# [Task to carry out]
What follows is a listing; restate every line of it word for word.

Rows from a figure dataset:
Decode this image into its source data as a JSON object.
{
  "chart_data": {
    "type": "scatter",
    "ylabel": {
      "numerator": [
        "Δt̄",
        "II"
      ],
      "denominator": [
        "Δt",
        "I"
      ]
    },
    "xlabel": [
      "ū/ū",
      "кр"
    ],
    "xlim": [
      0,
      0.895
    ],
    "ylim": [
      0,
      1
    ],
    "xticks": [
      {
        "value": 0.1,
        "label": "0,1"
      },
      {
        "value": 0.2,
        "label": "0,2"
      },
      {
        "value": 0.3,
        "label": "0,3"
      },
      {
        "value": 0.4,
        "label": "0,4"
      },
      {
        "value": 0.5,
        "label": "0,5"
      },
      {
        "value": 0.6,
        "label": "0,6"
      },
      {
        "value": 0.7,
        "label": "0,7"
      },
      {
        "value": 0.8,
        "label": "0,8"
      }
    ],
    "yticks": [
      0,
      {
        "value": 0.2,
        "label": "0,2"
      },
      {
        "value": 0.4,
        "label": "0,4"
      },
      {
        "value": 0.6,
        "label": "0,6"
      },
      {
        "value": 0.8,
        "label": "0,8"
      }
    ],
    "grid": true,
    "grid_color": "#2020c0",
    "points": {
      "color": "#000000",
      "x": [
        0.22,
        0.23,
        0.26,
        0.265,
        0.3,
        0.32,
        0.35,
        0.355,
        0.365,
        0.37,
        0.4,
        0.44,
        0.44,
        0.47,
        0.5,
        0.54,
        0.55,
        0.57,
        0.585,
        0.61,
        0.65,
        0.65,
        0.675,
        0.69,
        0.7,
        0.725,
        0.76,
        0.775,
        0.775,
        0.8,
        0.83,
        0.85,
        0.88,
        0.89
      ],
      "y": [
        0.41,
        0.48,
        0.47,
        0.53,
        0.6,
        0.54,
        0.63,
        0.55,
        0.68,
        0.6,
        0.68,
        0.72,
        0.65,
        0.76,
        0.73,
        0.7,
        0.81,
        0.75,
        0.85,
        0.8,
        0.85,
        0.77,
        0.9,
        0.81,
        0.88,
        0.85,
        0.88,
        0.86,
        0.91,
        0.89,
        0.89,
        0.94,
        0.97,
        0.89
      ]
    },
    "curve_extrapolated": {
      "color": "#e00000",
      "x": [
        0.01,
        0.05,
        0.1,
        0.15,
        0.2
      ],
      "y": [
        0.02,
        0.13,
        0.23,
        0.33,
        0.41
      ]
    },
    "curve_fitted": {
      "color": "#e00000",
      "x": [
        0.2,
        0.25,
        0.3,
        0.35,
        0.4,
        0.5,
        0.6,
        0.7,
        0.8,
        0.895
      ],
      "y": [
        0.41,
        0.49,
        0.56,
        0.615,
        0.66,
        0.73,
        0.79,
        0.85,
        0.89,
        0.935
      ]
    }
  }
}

# [Complete response]
Decode this image into its source data as a JSON object.
{
  "chart_data": {
    "type": "scatter",
    "ylabel": {
      "numerator": [
        "Δt̄",
        "II"
      ],
      "denominator": [
        "Δt",
        "I"
      ]
    },
    "xlabel": [
      "ū/ū",
      "кр"
    ],
    "xlim": [
      0,
      0.895
    ],
    "ylim": [
      0,
      1
    ],
    "xticks": [
      {
        "value": 0.1,
        "label": "0,1"
      },
      {
        "value": 0.2,
        "label": "0,2"
      },
      {
        "value": 0.3,
        "label": "0,3"
      },
      {
        "value": 0.4,
        "label": "0,4"
      },
      {
        "value": 0.5,
        "label": "0,5"
      },
      {
        "value": 0.6,
        "label": "0,6"
      },
      {
        "value": 0.7,
        "label": "0,7"
      },
      {
        "value": 0.8,
        "label": "0,8"
      }
    ],
    "yticks": [
      0,
      {
        "value": 0.2,
        "label": "0,2"
      },
      {
        "value": 0.4,
        "label": "0,4"
      },
      {
        "value": 0.6,
        "label": "0,6"
      },
      {
        "value": 0.8,
        "label": "0,8"
      }
    ],
    "grid": true,
    "grid_color": "#2020c0",
    "points": {
      "color": "#000000",
      "x": [
        0.22,
        0.23,
        0.26,
        0.265,
        0.3,
        0.32,
        0.35,
        0.355,
        0.365,
        0.37,
        0.4,
        0.44,
        0.44,
        0.47,
        0.5,
        0.54,
        0.55,
        0.57,
        0.585,
        0.61,
        0.65,
        0.65,
        0.675,
        0.69,
        0.7,
        0.725,
        0.76,
        0.775,
        0.775,
        0.8,
        0.83,
        0.85,
        0.88,
        0.89
      ],
      "y": [
        0.41,
        0.48,
        0.47,
        0.53,
        0.6,
        0.54,
        0.63,
        0.55,
        0.68,
        0.6,
        0.68,
        0.72,
        0.65,
        0.76,
        0.73,
        0.7,
        0.81,
        0.75,
        0.85,
        0.8,
        0.85,
        0.77,
        0.9,
        0.81,
        0.88,
        0.85,
        0.88,
        0.86,
        0.91,
        0.89,
        0.89,
        0.94,
        0.97,
        0.89
      ]
    },
    "curve_extrapolated": {
      "color": "#e00000",
      "x": [
        0.01,
        0.05,
        0.1,
        0.15,
        0.2
      ],
      "y": [
        0.02,
        0.13,
        0.23,
        0.33,
        0.41
      ]
    },
    "curve_fitted": {
      "color": "#e00000",
      "x": [
        0.2,
        0.25,
        0.3,
        0.35,
        0.4,
        0.5,
        0.6,
        0.7,
        0.8,
        0.895
      ],
      "y": [
        0.41,
        0.49,
        0.56,
        0.615,
        0.66,
        0.73,
        0.79,
        0.85,
        0.89,
        0.935
      ]
    }
  }
}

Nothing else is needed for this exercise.